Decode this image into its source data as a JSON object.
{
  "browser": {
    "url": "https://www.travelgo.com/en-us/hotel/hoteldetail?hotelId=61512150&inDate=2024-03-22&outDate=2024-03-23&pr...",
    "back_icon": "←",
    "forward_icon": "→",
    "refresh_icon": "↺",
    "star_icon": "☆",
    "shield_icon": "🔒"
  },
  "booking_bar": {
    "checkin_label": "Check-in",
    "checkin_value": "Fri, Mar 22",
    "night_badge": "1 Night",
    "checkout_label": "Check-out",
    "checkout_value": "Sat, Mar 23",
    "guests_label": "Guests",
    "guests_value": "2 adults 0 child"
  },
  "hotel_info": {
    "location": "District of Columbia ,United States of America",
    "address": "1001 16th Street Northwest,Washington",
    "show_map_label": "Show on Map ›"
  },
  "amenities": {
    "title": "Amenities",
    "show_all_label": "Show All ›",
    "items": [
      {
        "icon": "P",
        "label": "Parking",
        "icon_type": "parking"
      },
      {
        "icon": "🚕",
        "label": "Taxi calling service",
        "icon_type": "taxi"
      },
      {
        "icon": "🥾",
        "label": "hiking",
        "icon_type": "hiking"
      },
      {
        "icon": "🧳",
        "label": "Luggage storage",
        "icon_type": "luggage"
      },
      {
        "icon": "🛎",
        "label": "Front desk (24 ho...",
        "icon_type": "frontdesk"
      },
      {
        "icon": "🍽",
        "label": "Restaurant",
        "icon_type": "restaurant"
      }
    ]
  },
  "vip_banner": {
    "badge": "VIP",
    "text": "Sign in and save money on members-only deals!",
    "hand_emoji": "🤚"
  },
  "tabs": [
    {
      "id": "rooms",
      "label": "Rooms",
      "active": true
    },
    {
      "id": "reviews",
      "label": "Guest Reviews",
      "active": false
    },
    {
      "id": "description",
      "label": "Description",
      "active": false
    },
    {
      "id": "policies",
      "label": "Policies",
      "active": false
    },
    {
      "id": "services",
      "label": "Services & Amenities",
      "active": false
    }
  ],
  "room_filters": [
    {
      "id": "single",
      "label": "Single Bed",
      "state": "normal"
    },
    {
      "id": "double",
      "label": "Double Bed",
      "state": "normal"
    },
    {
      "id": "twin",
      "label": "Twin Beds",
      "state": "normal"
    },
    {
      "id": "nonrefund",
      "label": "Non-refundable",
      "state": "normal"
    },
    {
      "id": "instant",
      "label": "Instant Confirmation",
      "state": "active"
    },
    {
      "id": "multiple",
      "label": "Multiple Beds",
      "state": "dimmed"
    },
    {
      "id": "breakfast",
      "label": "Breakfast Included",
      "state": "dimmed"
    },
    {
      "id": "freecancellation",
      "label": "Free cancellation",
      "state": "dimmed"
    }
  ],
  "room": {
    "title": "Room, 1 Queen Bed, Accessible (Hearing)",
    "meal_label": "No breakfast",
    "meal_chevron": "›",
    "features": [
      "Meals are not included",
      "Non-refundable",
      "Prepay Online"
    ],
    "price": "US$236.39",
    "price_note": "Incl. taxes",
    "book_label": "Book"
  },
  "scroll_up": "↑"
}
◆ ◆ ◆ ◆ ◆
* **Short problem**
Take the entries and copy them out exactly.

* **Task answer**
Decode this image into its source data as a JSON object.
{
  "browser": {
    "url": "https://www.travelgo.com/en-us/hotel/hoteldetail?hotelId=61512150&inDate=2024-03-22&outDate=2024-03-23&pr...",
    "back_icon": "←",
    "forward_icon": "→",
    "refresh_icon": "↺",
    "star_icon": "☆",
    "shield_icon": "🔒"
  },
  "booking_bar": {
    "checkin_label": "Check-in",
    "checkin_value": "Fri, Mar 22",
    "night_badge": "1 Night",
    "checkout_label": "Check-out",
    "checkout_value": "Sat, Mar 23",
    "guests_label": "Guests",
    "guests_value": "2 adults 0 child"
  },
  "hotel_info": {
    "location": "District of Columbia ,United States of America",
    "address": "1001 16th Street Northwest,Washington",
    "show_map_label": "Show on Map ›"
  },
  "amenities": {
    "title": "Amenities",
    "show_all_label": "Show All ›",
    "items": [
      {
        "icon": "P",
        "label": "Parking",
        "icon_type": "parking"
      },
      {
        "icon": "🚕",
        "label": "Taxi calling service",
        "icon_type": "taxi"
      },
      {
        "icon": "🥾",
        "label": "hiking",
        "icon_type": "hiking"
      },
      {
        "icon": "🧳",
        "label": "Luggage storage",
        "icon_type": "luggage"
      },
      {
        "icon": "🛎",
        "label": "Front desk (24 ho...",
        "icon_type": "frontdesk"
      },
      {
        "icon": "🍽",
        "label": "Restaurant",
        "icon_type": "restaurant"
      }
    ]
  },
  "vip_banner": {
    "badge": "VIP",
    "text": "Sign in and save money on members-only deals!",
    "hand_emoji": "🤚"
  },
  "tabs": [
    {
      "id": "rooms",
      "label": "Rooms",
      "active": true
    },
    {
      "id": "reviews",
      "label": "Guest Reviews",
      "active": false
    },
    {
      "id": "description",
      "label": "Description",
      "active": false
    },
    {
      "id": "policies",
      "label": "Policies",
      "active": false
    },
    {
      "id": "services",
      "label": "Services & Amenities",
      "active": false
    }
  ],
  "room_filters": [
    {
      "id": "single",
      "label": "Single Bed",
      "state": "normal"
    },
    {
      "id": "double",
      "label": "Double Bed",
      "state": "normal"
    },
    {
      "id": "twin",
      "label": "Twin Beds",
      "state": "normal"
    },
    {
      "id": "nonrefund",
      "label": "Non-refundable",
      "state": "normal"
    },
    {
      "id": "instant",
      "label": "Instant Confirmation",
      "state": "active"
    },
    {
      "id": "multiple",
      "label": "Multiple Beds",
      "state": "dimmed"
    },
    {
      "id": "breakfast",
      "label": "Breakfast Included",
      "state": "dimmed"
    },
    {
      "id": "freecancellation",
      "label": "Free cancellation",
      "state": "dimmed"
    }
  ],
  "room": {
    "title": "Room, 1 Queen Bed, Accessible (Hearing)",
    "meal_label": "No breakfast",
    "meal_chevron": "›",
    "features": [
      "Meals are not included",
      "Non-refundable",
      "Prepay Online"
    ],
    "price": "US$236.39",
    "price_note": "Incl. taxes",
    "book_label": "Book"
  },
  "scroll_up": "↑"
}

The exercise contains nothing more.